====== Supplied records ======

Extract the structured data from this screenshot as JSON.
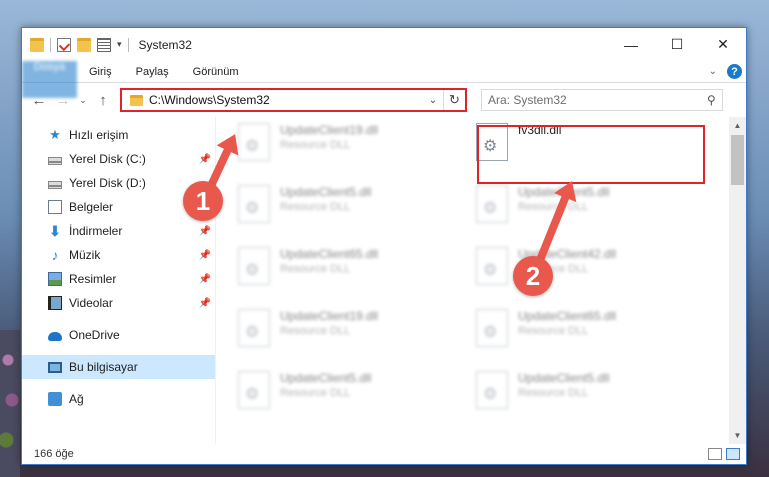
{
  "window": {
    "title": "System32",
    "controls": {
      "minimize": "—",
      "maximize": "☐",
      "close": "✕"
    }
  },
  "ribbon": {
    "tabs": [
      "Dosya",
      "Giriş",
      "Paylaş",
      "Görünüm"
    ],
    "help": "?"
  },
  "address": {
    "path": "C:\\Windows\\System32",
    "search_placeholder": "Ara: System32"
  },
  "sidebar": {
    "items": [
      {
        "label": "Hızlı erişim",
        "icon": "star-icon"
      },
      {
        "label": "Yerel Disk (C:)",
        "icon": "drive-icon",
        "pinned": "📌"
      },
      {
        "label": "Yerel Disk (D:)",
        "icon": "drive-icon"
      },
      {
        "label": "Belgeler",
        "icon": "document-icon"
      },
      {
        "label": "İndirmeler",
        "icon": "download-icon",
        "pinned": "📌"
      },
      {
        "label": "Müzik",
        "icon": "music-icon",
        "pinned": "📌"
      },
      {
        "label": "Resimler",
        "icon": "pictures-icon",
        "pinned": "📌"
      },
      {
        "label": "Videolar",
        "icon": "videos-icon",
        "pinned": "📌"
      },
      {
        "label": "OneDrive",
        "icon": "cloud-icon"
      },
      {
        "label": "Bu bilgisayar",
        "icon": "pc-icon"
      },
      {
        "label": "Ağ",
        "icon": "network-icon"
      }
    ]
  },
  "files": [
    {
      "name": "UpdateClient19.dll",
      "type": "Resource DLL"
    },
    {
      "name": "fv3dll.dll",
      "type": ""
    },
    {
      "name": "UpdateClient5.dll",
      "type": "Resource DLL"
    },
    {
      "name": "UpdateClient5.dll",
      "type": "Resource DLL"
    },
    {
      "name": "UpdateClient65.dll",
      "type": "Resource DLL"
    },
    {
      "name": "UpdateClient42.dll",
      "type": "Resource DLL"
    },
    {
      "name": "UpdateClient19.dll",
      "type": "Resource DLL"
    },
    {
      "name": "UpdateClient65.dll",
      "type": "Resource DLL"
    },
    {
      "name": "UpdateClient5.dll",
      "type": "Resource DLL"
    },
    {
      "name": "UpdateClient5.dll",
      "type": "Resource DLL"
    }
  ],
  "status": {
    "count": "166 öğe"
  },
  "annotations": {
    "badge1": "1",
    "badge2": "2",
    "color": "#e8584d",
    "box_color": "#e0222a"
  }
}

======

### Exercise details:
Check every line for "label" and show the ones that have it.

### Solution below:
        "label": "Hızlı erişim",
        "label": "Yerel Disk (C:)",
        "label": "Yerel Disk (D:)",
        "label": "Belgeler",
        "label": "İndirmeler",
        "label": "Müzik",
        "label": "Resimler",
        "label": "Videolar",
        "label": "OneDrive",
        "label": "Bu bilgisayar",
        "label": "Ağ",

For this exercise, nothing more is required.